**WORK INSTRUCTIONS**
The data below should be restated word for word, with every picture omitted.

[Excerpt from a dataset]
------------------------------------------------------------------------
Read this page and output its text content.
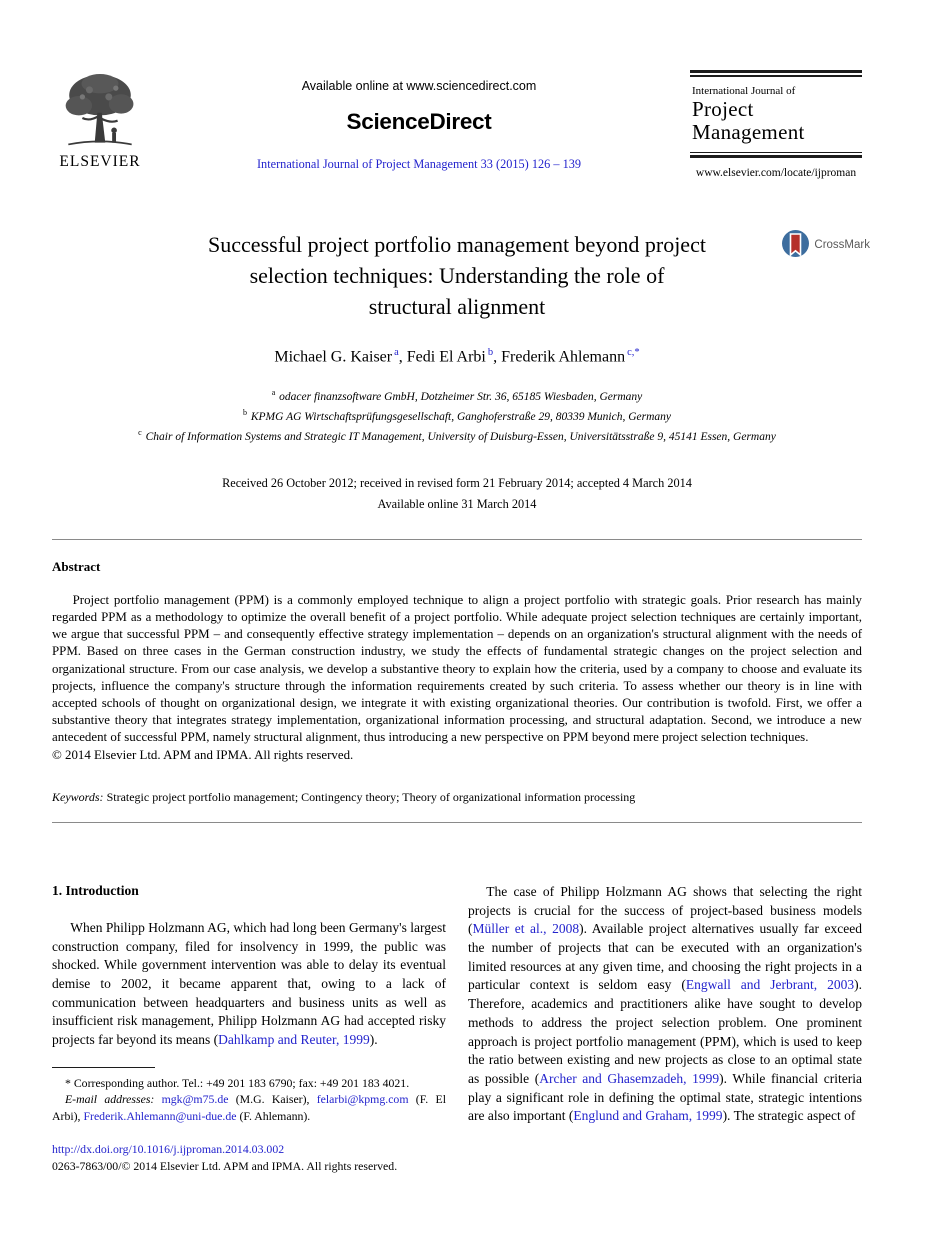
ELSEVIER
Available online at www.sciencedirect.com
ScienceDirect
International Journal of Project Management 33 (2015) 126 – 139
International Journal of
Project
Management
www.elsevier.com/locate/ijproman
CrossMark
Successful project portfolio management beyond project
selection techniques: Understanding the role of
structural alignment
Michael G. Kaiser $^a$, Fedi El Arbi $^b$, Frederik Ahlemann $^{c,*}$
$^a$ odacer finanzsoftware GmbH, Dotzheimer Str. 36, 65185 Wiesbaden, Germany
$^b$ KPMG AG Wirtschaftsprüfungsgesellschaft, Ganghoferstraße 29, 80339 Munich, Germany
$^c$ Chair of Information Systems and Strategic IT Management, University of Duisburg-Essen, Universitätsstraße 9, 45141 Essen, Germany
Received 26 October 2012; received in revised form 21 February 2014; accepted 4 March 2014
Available online 31 March 2014
Abstract

Project portfolio management (PPM) is a commonly employed technique to align a project portfolio with strategic goals. Prior research has mainly regarded PPM as a methodology to optimize the overall benefit of a project portfolio. While adequate project selection techniques are certainly important, we argue that successful PPM – and consequently effective strategy implementation – depends on an organization's structural alignment with the needs of PPM. Based on three cases in the German construction industry, we study the effects of fundamental strategic changes on the project selection and organizational structure. From our case analysis, we develop a substantive theory to explain how the criteria, used by a company to choose and evaluate its projects, influence the company's structure through the information requirements created by such criteria. To assess whether our theory is in line with accepted schools of thought on organizational design, we integrate it with existing organizational theories. Our contribution is twofold. First, we offer a substantive theory that integrates strategy implementation, organizational information processing, and structural adaptation. Second, we introduce a new antecedent of successful PPM, namely structural alignment, thus introducing a new perspective on PPM beyond mere project selection techniques.

© 2014 Elsevier Ltd. APM and IPMA. All rights reserved.

Keywords: Strategic project portfolio management; Contingency theory; Theory of organizational information processing
1. Introduction

When Philipp Holzmann AG, which had long been Germany's largest construction company, filed for insolvency in 1999, the public was shocked. While government intervention was able to delay its eventual demise to 2002, it became apparent that, owing to a lack of communication between headquarters and business units as well as insufficient risk management, Philipp Holzmann AG had accepted risky projects far beyond its means (Dahlkamp and Reuter, 1999).

* Corresponding author. Tel.: +49 201 183 6790; fax: +49 201 183 4021.

E-mail addresses: mgk@m75.de (M.G. Kaiser), felarbi@kpmg.com (F. El Arbi), Frederik.Ahlemann@uni-due.de (F. Ahlemann).

The case of Philipp Holzmann AG shows that selecting the right projects is crucial for the success of project-based business models (Müller et al., 2008). Available project alternatives usually far exceed the number of projects that can be executed with an organization's limited resources at any given time, and choosing the right projects in a particular context is seldom easy (Engwall and Jerbrant, 2003). Therefore, academics and practitioners alike have sought to develop methods to address the project selection problem. One prominent approach is project portfolio management (PPM), which is used to keep the ratio between existing and new projects as close to an optimal state as possible (Archer and Ghasemzadeh, 1999). While financial criteria play a significant role in defining the optimal state, strategic intentions are also important (Englund and Graham, 1999). The strategic aspect of

http://dx.doi.org/10.1016/j.ijproman.2014.03.002
0263-7863/00/© 2014 Elsevier Ltd. APM and IPMA. All rights reserved.
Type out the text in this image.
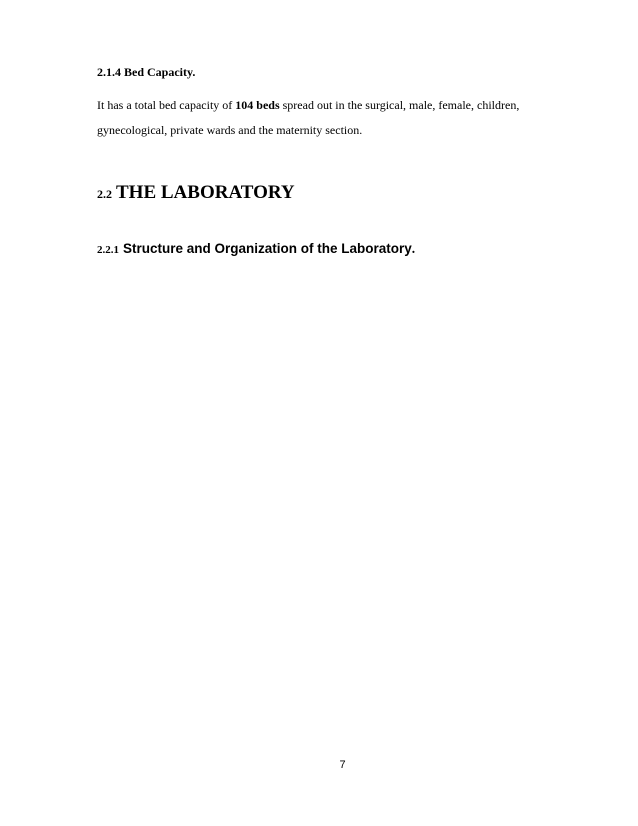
2.1.4 Bed Capacity.
It has a total bed capacity of 104 beds spread out in the surgical, male, female, children,
gynecological, private wards and the maternity section.
2.2 THE LABORATORY
2.2.1 Structure and Organization of the Laboratory.
7
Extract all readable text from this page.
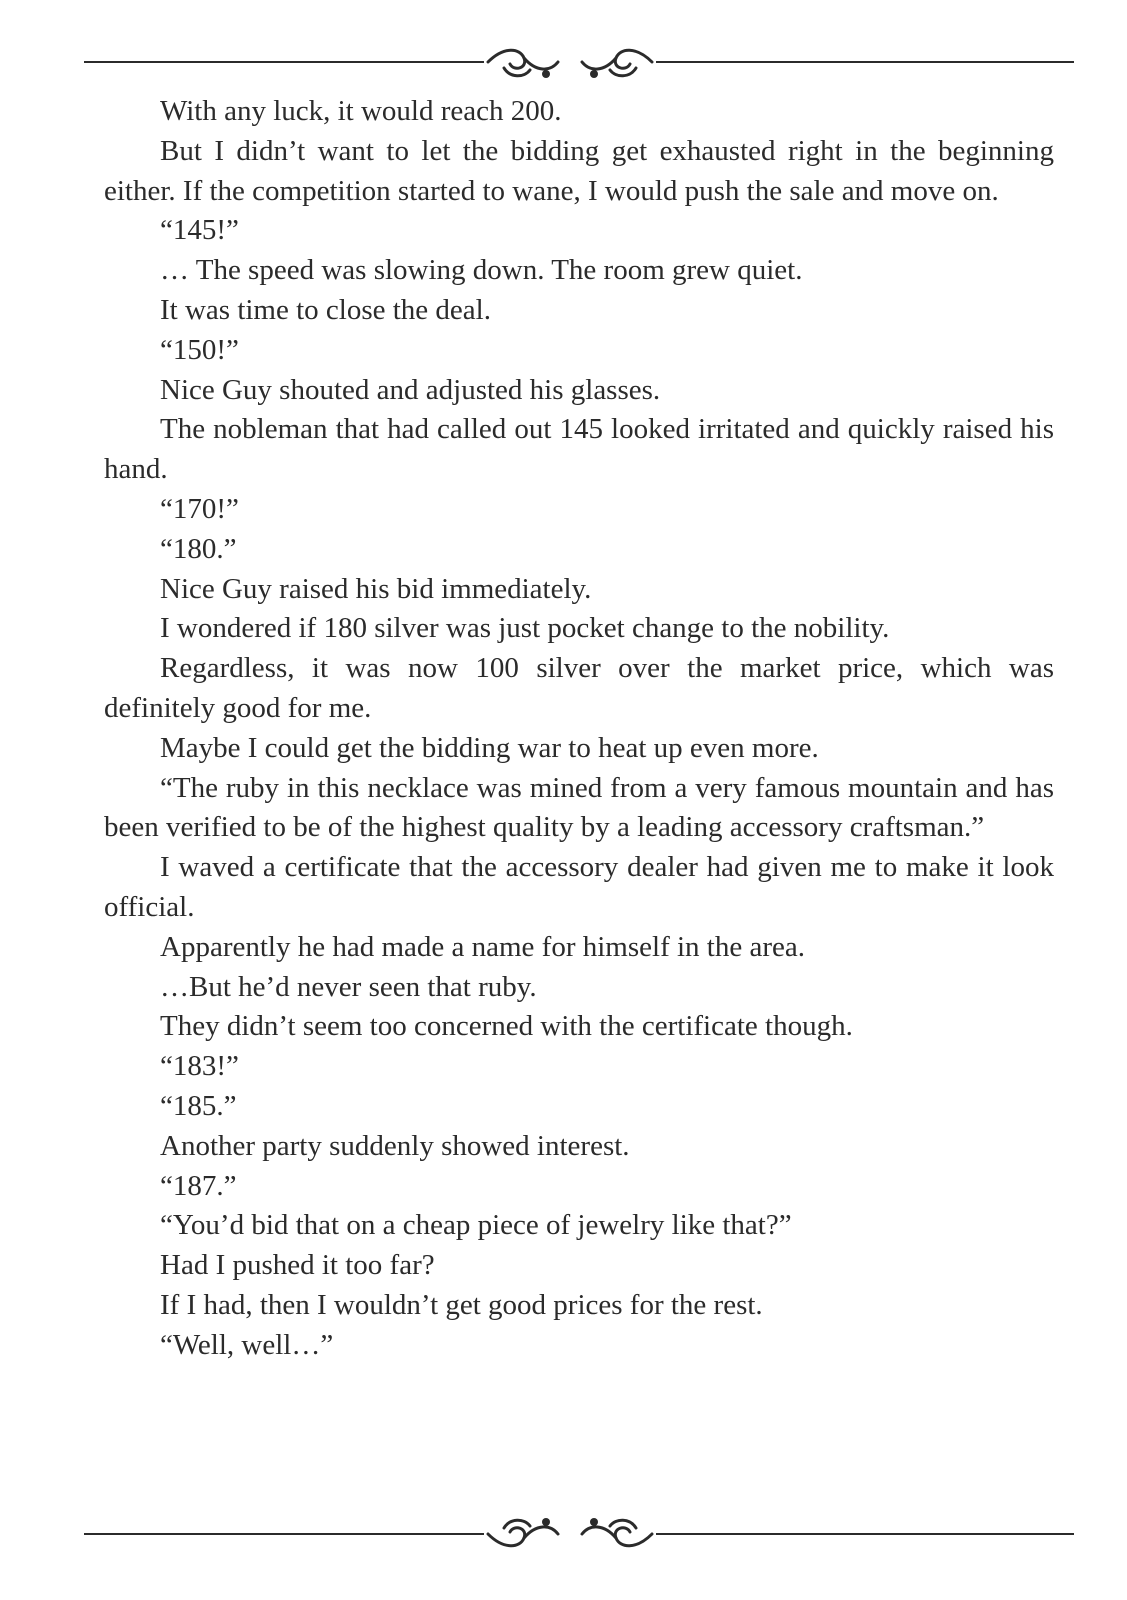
With any luck, it would reach 200.

But I didn’t want to let the bidding get exhausted right in the beginning either. If the competition started to wane, I would push the sale and move on.

“145!”

… The speed was slowing down. The room grew quiet.

It was time to close the deal.

“150!”

Nice Guy shouted and adjusted his glasses.

The nobleman that had called out 145 looked irritated and quickly raised his hand.

“170!”

“180.”

Nice Guy raised his bid immediately.

I wondered if 180 silver was just pocket change to the nobility.

Regardless, it was now 100 silver over the market price, which was definitely good for me.

Maybe I could get the bidding war to heat up even more.

“The ruby in this necklace was mined from a very famous mountain and has been verified to be of the highest quality by a leading accessory craftsman.”

I waved a certificate that the accessory dealer had given me to make it look official.

Apparently he had made a name for himself in the area.

…But he’d never seen that ruby.

They didn’t seem too concerned with the certificate though.

“183!”

“185.”

Another party suddenly showed interest.

“187.”

“You’d bid that on a cheap piece of jewelry like that?”

Had I pushed it too far?

If I had, then I wouldn’t get good prices for the rest.

“Well, well…”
------------------------------------------------------------------------
**EXERCISE RESULT**
Read this page and output its text content.
ELSEVIER
Available online at www.sciencedirect.com
ScienceDirect
International Journal of Project Management 33 (2015) 126 – 139
International Journal of
Project
Management
www.elsevier.com/locate/ijproman
CrossMark
Successful project portfolio management beyond project
selection techniques: Understanding the role of
structural alignment
Michael G. Kaiser $^a$, Fedi El Arbi $^b$, Frederik Ahlemann $^{c,*}$
$^a$ odacer finanzsoftware GmbH, Dotzheimer Str. 36, 65185 Wiesbaden, Germany
$^b$ KPMG AG Wirtschaftsprüfungsgesellschaft, Ganghoferstraße 29, 80339 Munich, Germany
$^c$ Chair of Information Systems and Strategic IT Management, University of Duisburg-Essen, Universitätsstraße 9, 45141 Essen, Germany
Received 26 October 2012; received in revised form 21 February 2014; accepted 4 March 2014
Available online 31 March 2014
Abstract

Project portfolio management (PPM) is a commonly employed technique to align a project portfolio with strategic goals. Prior research has mainly regarded PPM as a methodology to optimize the overall benefit of a project portfolio. While adequate project selection techniques are certainly important, we argue that successful PPM – and consequently effective strategy implementation – depends on an organization's structural alignment with the needs of PPM. Based on three cases in the German construction industry, we study the effects of fundamental strategic changes on the project selection and organizational structure. From our case analysis, we develop a substantive theory to explain how the criteria, used by a company to choose and evaluate its projects, influence the company's structure through the information requirements created by such criteria. To assess whether our theory is in line with accepted schools of thought on organizational design, we integrate it with existing organizational theories. Our contribution is twofold. First, we offer a substantive theory that integrates strategy implementation, organizational information processing, and structural adaptation. Second, we introduce a new antecedent of successful PPM, namely structural alignment, thus introducing a new perspective on PPM beyond mere project selection techniques.

© 2014 Elsevier Ltd. APM and IPMA. All rights reserved.

Keywords: Strategic project portfolio management; Contingency theory; Theory of organizational information processing
1. Introduction

When Philipp Holzmann AG, which had long been Germany's largest construction company, filed for insolvency in 1999, the public was shocked. While government intervention was able to delay its eventual demise to 2002, it became apparent that, owing to a lack of communication between headquarters and business units as well as insufficient risk management, Philipp Holzmann AG had accepted risky projects far beyond its means (Dahlkamp and Reuter, 1999).

* Corresponding author. Tel.: +49 201 183 6790; fax: +49 201 183 4021.

E-mail addresses: mgk@m75.de (M.G. Kaiser), felarbi@kpmg.com (F. El Arbi), Frederik.Ahlemann@uni-due.de (F. Ahlemann).

The case of Philipp Holzmann AG shows that selecting the right projects is crucial for the success of project-based business models (Müller et al., 2008). Available project alternatives usually far exceed the number of projects that can be executed with an organization's limited resources at any given time, and choosing the right projects in a particular context is seldom easy (Engwall and Jerbrant, 2003). Therefore, academics and practitioners alike have sought to develop methods to address the project selection problem. One prominent approach is project portfolio management (PPM), which is used to keep the ratio between existing and new projects as close to an optimal state as possible (Archer and Ghasemzadeh, 1999). While financial criteria play a significant role in defining the optimal state, strategic intentions are also important (Englund and Graham, 1999). The strategic aspect of

http://dx.doi.org/10.1016/j.ijproman.2014.03.002
0263-7863/00/© 2014 Elsevier Ltd. APM and IPMA. All rights reserved.
Type out the text in this image.
2.1.4 Bed Capacity.
It has a total bed capacity of 104 beds spread out in the surgical, male, female, children,
gynecological, private wards and the maternity section.
2.2 THE LABORATORY
2.2.1 Structure and Organization of the Laboratory.
7
Extract all readable text from this page.
With any luck, it would reach 200.

But I didn’t want to let the bidding get exhausted right in the beginning either. If the competition started to wane, I would push the sale and move on.

“145!”

… The speed was slowing down. The room grew quiet.

It was time to close the deal.

“150!”

Nice Guy shouted and adjusted his glasses.

The nobleman that had called out 145 looked irritated and quickly raised his hand.

“170!”

“180.”

Nice Guy raised his bid immediately.

I wondered if 180 silver was just pocket change to the nobility.

Regardless, it was now 100 silver over the market price, which was definitely good for me.

Maybe I could get the bidding war to heat up even more.

“The ruby in this necklace was mined from a very famous mountain and has been verified to be of the highest quality by a leading accessory craftsman.”

I waved a certificate that the accessory dealer had given me to make it look official.

Apparently he had made a name for himself in the area.

…But he’d never seen that ruby.

They didn’t seem too concerned with the certificate though.

“183!”

“185.”

Another party suddenly showed interest.

“187.”

“You’d bid that on a cheap piece of jewelry like that?”

Had I pushed it too far?

If I had, then I wouldn’t get good prices for the rest.

“Well, well…”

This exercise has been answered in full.